Start of Dataset entries

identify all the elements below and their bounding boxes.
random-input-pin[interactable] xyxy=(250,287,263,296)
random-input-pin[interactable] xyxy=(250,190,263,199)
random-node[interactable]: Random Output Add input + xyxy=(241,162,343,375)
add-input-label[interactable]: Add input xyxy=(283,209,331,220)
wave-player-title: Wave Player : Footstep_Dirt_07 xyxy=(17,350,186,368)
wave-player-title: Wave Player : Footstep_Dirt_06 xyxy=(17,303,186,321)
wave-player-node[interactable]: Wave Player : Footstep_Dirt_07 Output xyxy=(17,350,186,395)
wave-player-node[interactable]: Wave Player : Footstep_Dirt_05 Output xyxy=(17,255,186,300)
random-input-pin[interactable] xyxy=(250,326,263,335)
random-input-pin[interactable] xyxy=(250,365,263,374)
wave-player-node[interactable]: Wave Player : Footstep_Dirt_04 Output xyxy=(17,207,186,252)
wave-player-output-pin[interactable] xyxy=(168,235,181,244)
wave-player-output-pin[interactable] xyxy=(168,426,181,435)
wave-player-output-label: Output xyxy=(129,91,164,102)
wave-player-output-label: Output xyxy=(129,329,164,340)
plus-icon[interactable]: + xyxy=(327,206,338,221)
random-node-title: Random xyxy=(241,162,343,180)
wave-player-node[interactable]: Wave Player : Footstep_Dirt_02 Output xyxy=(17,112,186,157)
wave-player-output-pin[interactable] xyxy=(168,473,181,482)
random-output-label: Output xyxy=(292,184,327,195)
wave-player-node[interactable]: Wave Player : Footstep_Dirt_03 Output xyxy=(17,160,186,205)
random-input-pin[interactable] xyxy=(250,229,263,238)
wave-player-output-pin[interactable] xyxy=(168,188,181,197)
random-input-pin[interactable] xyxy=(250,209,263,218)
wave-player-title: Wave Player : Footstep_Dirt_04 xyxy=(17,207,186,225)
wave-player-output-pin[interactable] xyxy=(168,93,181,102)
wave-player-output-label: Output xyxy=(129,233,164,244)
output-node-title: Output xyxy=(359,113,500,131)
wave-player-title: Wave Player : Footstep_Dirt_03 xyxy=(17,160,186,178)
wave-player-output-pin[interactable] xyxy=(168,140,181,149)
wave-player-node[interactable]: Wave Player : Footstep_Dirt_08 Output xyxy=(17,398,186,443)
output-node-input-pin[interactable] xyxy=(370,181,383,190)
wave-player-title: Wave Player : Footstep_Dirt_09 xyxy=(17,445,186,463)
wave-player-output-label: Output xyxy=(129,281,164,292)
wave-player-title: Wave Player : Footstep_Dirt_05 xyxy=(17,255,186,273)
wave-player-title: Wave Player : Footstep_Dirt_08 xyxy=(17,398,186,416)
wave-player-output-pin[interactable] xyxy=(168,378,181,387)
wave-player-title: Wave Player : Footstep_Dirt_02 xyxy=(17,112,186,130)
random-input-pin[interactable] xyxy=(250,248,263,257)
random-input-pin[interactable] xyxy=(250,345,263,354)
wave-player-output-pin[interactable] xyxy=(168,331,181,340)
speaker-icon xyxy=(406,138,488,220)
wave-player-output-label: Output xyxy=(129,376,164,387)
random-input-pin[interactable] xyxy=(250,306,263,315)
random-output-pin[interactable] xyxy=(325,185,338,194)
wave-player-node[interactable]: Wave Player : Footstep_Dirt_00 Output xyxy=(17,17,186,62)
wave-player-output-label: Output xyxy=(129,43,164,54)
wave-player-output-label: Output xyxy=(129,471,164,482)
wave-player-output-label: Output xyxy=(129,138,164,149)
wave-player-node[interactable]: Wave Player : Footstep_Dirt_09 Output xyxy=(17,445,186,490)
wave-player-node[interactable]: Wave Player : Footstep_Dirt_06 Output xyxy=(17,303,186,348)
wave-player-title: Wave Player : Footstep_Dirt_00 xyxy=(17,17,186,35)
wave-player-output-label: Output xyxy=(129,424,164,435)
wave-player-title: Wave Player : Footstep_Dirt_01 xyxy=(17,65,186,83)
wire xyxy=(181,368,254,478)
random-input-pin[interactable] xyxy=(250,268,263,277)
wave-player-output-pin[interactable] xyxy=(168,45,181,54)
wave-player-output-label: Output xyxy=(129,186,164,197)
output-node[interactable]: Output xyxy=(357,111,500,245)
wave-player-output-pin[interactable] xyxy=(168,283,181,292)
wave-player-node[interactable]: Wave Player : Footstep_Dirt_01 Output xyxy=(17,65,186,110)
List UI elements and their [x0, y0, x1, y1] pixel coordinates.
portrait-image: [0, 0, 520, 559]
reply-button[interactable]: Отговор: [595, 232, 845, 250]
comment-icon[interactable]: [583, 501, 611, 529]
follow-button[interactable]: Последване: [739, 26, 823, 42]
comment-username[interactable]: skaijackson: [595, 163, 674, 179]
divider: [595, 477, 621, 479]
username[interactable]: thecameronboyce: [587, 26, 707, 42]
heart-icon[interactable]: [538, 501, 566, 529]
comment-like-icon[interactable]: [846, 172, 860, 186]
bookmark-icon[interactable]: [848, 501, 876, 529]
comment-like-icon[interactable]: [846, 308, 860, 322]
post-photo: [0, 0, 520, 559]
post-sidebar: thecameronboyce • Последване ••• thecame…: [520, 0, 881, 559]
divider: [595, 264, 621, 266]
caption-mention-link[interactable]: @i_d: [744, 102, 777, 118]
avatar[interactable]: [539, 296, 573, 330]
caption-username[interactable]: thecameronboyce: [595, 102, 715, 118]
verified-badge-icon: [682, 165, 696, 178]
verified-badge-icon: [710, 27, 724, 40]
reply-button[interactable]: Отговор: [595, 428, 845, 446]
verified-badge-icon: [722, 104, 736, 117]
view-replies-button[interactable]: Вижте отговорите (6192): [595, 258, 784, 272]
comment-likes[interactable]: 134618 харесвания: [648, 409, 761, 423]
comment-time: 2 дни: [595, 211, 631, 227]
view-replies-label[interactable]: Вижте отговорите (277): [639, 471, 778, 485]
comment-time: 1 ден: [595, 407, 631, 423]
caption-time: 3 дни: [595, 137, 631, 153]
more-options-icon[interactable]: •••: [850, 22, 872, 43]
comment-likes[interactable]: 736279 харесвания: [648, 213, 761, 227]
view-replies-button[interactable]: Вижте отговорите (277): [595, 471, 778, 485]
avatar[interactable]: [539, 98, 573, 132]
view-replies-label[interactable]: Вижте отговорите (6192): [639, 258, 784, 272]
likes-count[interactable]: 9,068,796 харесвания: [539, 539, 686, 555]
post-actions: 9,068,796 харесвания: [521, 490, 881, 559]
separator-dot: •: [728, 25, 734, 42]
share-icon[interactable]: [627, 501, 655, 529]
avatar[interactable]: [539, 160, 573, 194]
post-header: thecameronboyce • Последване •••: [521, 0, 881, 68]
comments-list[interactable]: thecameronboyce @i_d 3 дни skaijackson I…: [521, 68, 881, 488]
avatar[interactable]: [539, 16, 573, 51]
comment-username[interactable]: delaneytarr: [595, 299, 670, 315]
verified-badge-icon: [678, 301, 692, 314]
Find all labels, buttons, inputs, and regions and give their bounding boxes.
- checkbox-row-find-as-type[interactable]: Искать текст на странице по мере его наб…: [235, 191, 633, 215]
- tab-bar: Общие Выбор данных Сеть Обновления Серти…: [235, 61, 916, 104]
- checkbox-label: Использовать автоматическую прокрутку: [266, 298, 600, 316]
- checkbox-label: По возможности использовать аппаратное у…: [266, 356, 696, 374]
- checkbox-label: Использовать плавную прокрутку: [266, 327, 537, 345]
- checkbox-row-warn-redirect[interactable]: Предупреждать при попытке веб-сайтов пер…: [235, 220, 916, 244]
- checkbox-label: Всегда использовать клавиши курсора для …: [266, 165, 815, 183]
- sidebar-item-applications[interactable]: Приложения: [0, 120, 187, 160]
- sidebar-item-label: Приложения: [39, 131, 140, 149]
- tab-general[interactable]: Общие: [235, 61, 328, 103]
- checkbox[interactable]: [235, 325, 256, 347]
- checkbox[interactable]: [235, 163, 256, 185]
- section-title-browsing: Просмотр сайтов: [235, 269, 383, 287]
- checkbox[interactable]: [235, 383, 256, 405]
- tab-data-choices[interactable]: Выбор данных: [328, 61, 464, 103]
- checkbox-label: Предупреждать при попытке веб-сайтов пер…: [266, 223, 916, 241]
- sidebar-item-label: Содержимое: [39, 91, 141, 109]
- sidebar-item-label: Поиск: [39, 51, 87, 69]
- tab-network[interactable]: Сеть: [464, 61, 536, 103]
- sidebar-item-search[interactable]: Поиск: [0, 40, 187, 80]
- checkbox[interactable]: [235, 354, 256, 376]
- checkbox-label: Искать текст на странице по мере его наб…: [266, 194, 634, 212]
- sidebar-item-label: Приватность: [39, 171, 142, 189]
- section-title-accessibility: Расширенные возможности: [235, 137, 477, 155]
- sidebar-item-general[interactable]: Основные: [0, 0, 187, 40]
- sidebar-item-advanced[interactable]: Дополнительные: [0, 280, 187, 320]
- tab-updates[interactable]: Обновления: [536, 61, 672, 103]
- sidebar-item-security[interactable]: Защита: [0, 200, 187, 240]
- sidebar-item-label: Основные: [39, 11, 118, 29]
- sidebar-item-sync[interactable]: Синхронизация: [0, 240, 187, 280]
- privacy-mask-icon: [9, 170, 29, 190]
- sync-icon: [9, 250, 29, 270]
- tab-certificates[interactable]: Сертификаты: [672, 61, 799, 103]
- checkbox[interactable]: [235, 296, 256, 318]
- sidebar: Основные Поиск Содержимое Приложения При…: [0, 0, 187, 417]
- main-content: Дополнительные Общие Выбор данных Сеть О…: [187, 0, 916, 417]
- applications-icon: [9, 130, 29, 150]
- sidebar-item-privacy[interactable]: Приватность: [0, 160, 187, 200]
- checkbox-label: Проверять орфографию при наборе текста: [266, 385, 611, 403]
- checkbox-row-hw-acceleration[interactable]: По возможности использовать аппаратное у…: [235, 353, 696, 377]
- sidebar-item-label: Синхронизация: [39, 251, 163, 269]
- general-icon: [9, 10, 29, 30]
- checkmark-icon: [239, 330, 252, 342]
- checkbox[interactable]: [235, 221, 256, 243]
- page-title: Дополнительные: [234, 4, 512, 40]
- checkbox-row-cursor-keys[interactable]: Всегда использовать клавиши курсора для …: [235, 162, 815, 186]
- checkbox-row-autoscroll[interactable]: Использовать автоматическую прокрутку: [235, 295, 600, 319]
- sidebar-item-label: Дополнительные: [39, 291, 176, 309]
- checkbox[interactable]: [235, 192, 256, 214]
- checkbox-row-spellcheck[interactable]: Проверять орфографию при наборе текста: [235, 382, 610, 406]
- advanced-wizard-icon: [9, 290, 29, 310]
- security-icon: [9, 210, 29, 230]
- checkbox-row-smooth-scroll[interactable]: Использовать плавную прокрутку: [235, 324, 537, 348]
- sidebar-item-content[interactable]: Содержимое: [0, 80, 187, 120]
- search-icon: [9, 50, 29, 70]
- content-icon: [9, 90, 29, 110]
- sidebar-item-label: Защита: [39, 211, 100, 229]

End of Dataset entries

◆ What is needed:
Return, with no changes, every line from the beginning of the listing down to and including the line that contains "wave-player-node[interactable]: Wave Player : Footstep_Dirt_05".

◆ Response to this exercise:
identify all the elements below and their bounding boxes.
random-input-pin[interactable] xyxy=(250,287,263,296)
random-input-pin[interactable] xyxy=(250,190,263,199)
random-node[interactable]: Random Output Add input + xyxy=(241,162,343,375)
add-input-label[interactable]: Add input xyxy=(283,209,331,220)
wave-player-title: Wave Player : Footstep_Dirt_07 xyxy=(17,350,186,368)
wave-player-title: Wave Player : Footstep_Dirt_06 xyxy=(17,303,186,321)
wave-player-node[interactable]: Wave Player : Footstep_Dirt_07 Output xyxy=(17,350,186,395)
wave-player-node[interactable]: Wave Player : Footstep_Dirt_05 Output xyxy=(17,255,186,300)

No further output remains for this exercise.